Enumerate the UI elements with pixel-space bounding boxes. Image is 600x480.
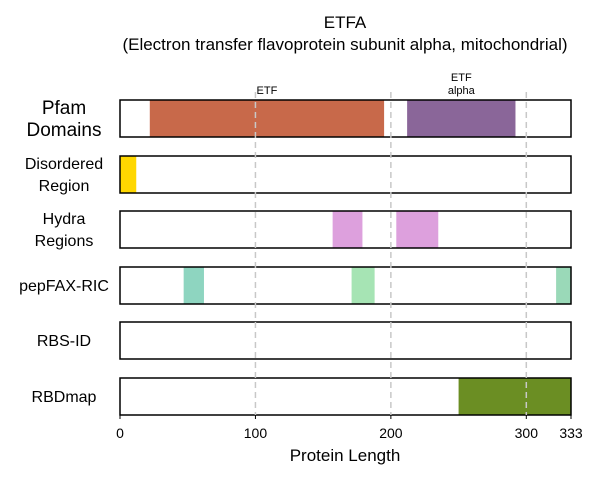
track-frame-2	[119, 210, 572, 249]
track-label-1-line-1: Region	[39, 178, 90, 195]
domain-label-0-1-1: alpha	[448, 85, 476, 97]
x-tick-label-1: 100	[244, 425, 268, 441]
domain-label-0-1-0: ETF	[451, 72, 472, 84]
track-3-segment-0	[183, 267, 204, 304]
x-tick-label-4: 333	[559, 425, 583, 441]
track-3-segment-1	[351, 267, 375, 304]
track-1-segment-0	[120, 156, 137, 193]
track-0-segment-0	[149, 100, 385, 137]
track-label-0-line-1: Domains	[27, 120, 102, 141]
x-tick-label-0: 0	[116, 425, 124, 441]
track-3-segment-2	[556, 267, 571, 304]
track-frame-4	[119, 321, 572, 360]
track-label-3-line-0: pepFAX-RIC	[19, 278, 109, 295]
chart-title: ETFA	[324, 13, 367, 32]
track-label-2-line-0: Hydra	[43, 211, 86, 228]
track-frame-0	[119, 99, 572, 138]
chart-subtitle: (Electron transfer flavoprotein subunit …	[122, 35, 567, 54]
plot-area: ETFETFalphaPfamDomainsDisorderedRegionHy…	[19, 72, 583, 441]
x-axis-label: Protein Length	[290, 446, 401, 465]
track-label-1-line-0: Disordered	[25, 156, 103, 173]
x-tick-label-2: 200	[379, 425, 403, 441]
track-0-segment-1	[407, 100, 516, 137]
track-label-2-line-1: Regions	[35, 233, 94, 250]
track-frame-3	[119, 266, 572, 305]
domain-label-0-0-0: ETF	[257, 85, 278, 97]
track-frame-1	[119, 155, 572, 194]
track-2-segment-0	[332, 211, 363, 248]
track-2-segment-1	[396, 211, 439, 248]
track-label-4-line-0: RBS-ID	[37, 333, 91, 350]
track-label-5-line-0: RBDmap	[32, 389, 97, 406]
x-tick-label-3: 300	[515, 425, 539, 441]
track-5-segment-0	[458, 378, 571, 415]
track-frame-5	[119, 377, 572, 416]
track-label-0-line-0: Pfam	[42, 98, 86, 119]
+ + + + +
Without including any pictures, print all of the material exactly as given.

Enumerate the UI elements with pixel-space bounding boxes. Image is 600x480.
track-frame-2	[119, 210, 572, 249]
track-label-1-line-1: Region	[39, 178, 90, 195]
domain-label-0-1-1: alpha	[448, 85, 476, 97]
x-tick-label-1: 100	[244, 425, 268, 441]
domain-label-0-1-0: ETF	[451, 72, 472, 84]
track-3-segment-0	[183, 267, 204, 304]
x-tick-label-4: 333	[559, 425, 583, 441]
track-3-segment-1	[351, 267, 375, 304]
track-1-segment-0	[120, 156, 137, 193]
track-0-segment-0	[149, 100, 385, 137]
track-label-0-line-1: Domains	[27, 120, 102, 141]
x-tick-label-0: 0	[116, 425, 124, 441]
track-3-segment-2	[556, 267, 571, 304]
track-frame-4	[119, 321, 572, 360]
track-label-3-line-0: pepFAX-RIC	[19, 278, 109, 295]
chart-title: ETFA	[324, 13, 367, 32]
track-label-2-line-0: Hydra	[43, 211, 86, 228]
track-frame-0	[119, 99, 572, 138]
chart-subtitle: (Electron transfer flavoprotein subunit …	[122, 35, 567, 54]
plot-area: ETFETFalphaPfamDomainsDisorderedRegionHy…	[19, 72, 583, 441]
x-axis-label: Protein Length	[290, 446, 401, 465]
track-label-1-line-0: Disordered	[25, 156, 103, 173]
x-tick-label-2: 200	[379, 425, 403, 441]
track-0-segment-1	[407, 100, 516, 137]
track-label-2-line-1: Regions	[35, 233, 94, 250]
track-frame-3	[119, 266, 572, 305]
domain-label-0-0-0: ETF	[257, 85, 278, 97]
track-frame-1	[119, 155, 572, 194]
track-2-segment-0	[332, 211, 363, 248]
track-2-segment-1	[396, 211, 439, 248]
track-label-4-line-0: RBS-ID	[37, 333, 91, 350]
track-label-5-line-0: RBDmap	[32, 389, 97, 406]
x-tick-label-3: 300	[515, 425, 539, 441]
track-5-segment-0	[458, 378, 571, 415]
track-frame-5	[119, 377, 572, 416]
track-label-0-line-0: Pfam	[42, 98, 86, 119]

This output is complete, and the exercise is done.